▶ **AIM**: Word for word, transcribe the lines from the one containing "Transcribe this image's" through the end of the entries, both included, and nothing else.

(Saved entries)
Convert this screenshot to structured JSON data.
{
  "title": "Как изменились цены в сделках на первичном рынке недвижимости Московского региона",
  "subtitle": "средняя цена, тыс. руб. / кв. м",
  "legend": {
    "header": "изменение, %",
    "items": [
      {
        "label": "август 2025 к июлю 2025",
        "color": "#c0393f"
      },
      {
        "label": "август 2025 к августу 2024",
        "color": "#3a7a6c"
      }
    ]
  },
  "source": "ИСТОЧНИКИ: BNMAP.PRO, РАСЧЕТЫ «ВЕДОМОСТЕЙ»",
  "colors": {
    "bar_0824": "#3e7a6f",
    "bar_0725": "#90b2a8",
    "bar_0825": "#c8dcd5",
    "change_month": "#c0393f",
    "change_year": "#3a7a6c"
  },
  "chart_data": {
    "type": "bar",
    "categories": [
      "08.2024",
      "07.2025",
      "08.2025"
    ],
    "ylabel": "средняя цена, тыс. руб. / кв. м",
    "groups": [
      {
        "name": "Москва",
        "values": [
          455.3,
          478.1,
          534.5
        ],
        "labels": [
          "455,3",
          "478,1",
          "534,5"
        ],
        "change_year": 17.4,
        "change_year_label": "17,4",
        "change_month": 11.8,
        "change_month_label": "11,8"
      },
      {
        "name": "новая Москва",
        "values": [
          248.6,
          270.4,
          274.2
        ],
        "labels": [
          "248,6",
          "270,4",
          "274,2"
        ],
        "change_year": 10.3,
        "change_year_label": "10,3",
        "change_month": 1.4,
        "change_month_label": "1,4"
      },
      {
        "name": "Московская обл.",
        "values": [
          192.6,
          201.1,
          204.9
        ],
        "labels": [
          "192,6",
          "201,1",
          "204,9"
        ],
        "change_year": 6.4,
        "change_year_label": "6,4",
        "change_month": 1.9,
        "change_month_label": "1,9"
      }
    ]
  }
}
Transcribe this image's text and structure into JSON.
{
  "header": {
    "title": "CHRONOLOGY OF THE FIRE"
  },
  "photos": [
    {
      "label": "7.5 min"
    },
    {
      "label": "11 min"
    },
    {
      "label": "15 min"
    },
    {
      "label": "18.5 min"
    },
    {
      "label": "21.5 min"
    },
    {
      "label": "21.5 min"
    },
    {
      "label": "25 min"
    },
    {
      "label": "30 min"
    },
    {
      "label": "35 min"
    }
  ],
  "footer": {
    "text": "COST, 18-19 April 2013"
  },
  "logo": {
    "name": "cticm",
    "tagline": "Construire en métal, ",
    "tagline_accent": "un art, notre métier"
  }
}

▶ **TASK RESULT**:
Transcribe this image's text and structure into JSON.
{
  "header": {
    "title": "CHRONOLOGY OF THE FIRE"
  },
  "photos": [
    {
      "label": "7.5 min"
    },
    {
      "label": "11 min"
    },
    {
      "label": "15 min"
    },
    {
      "label": "18.5 min"
    },
    {
      "label": "21.5 min"
    },
    {
      "label": "21.5 min"
    },
    {
      "label": "25 min"
    },
    {
      "label": "30 min"
    },
    {
      "label": "35 min"
    }
  ],
  "footer": {
    "text": "COST, 18-19 April 2013"
  },
  "logo": {
    "name": "cticm",
    "tagline": "Construire en métal, ",
    "tagline_accent": "un art, notre métier"
  }
}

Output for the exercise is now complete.